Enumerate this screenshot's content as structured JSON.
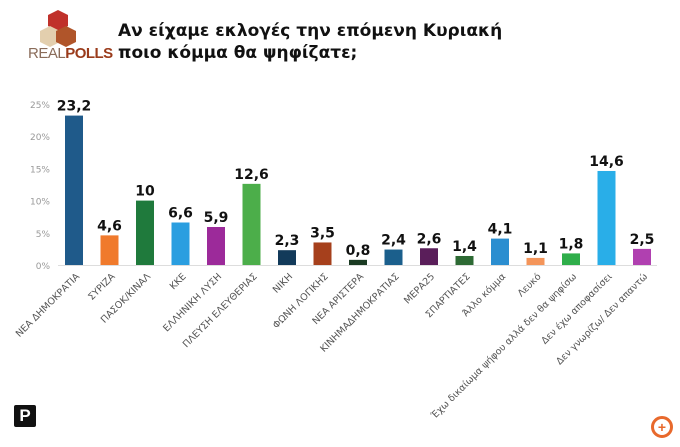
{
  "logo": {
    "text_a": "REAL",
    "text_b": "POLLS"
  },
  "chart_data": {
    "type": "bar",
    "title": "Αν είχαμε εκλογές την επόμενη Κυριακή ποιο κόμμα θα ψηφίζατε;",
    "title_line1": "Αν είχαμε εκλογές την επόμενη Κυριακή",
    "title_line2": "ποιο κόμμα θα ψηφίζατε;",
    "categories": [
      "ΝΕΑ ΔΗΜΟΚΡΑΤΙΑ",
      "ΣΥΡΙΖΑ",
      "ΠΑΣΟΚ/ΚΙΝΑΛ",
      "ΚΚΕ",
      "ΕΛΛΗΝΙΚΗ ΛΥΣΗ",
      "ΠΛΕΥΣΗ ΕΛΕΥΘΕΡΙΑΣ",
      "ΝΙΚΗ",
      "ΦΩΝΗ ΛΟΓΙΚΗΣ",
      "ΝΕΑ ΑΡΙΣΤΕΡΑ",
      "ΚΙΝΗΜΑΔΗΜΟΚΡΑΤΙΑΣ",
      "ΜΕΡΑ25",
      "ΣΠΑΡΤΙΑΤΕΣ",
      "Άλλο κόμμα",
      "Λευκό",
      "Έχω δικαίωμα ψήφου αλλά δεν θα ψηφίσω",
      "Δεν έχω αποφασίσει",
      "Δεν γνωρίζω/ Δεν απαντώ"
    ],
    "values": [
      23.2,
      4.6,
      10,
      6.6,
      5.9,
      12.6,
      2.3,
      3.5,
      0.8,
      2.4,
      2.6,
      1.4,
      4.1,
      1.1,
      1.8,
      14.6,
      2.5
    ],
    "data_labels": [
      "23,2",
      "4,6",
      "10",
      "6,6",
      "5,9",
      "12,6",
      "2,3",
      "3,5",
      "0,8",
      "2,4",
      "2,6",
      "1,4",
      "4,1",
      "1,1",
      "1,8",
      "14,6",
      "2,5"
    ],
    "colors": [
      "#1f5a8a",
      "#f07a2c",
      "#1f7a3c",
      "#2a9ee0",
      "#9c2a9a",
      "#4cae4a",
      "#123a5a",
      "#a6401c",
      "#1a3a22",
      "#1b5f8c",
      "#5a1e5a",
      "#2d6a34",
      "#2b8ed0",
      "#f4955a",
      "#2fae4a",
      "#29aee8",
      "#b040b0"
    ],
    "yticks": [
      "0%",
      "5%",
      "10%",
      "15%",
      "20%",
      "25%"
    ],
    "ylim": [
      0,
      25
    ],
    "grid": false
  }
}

• _PROBLEM STATEMENT_
Check every line of the listing for the string "εκλογές" and report how many lines have it, as a number alone.

• _FULL ANSWER_
2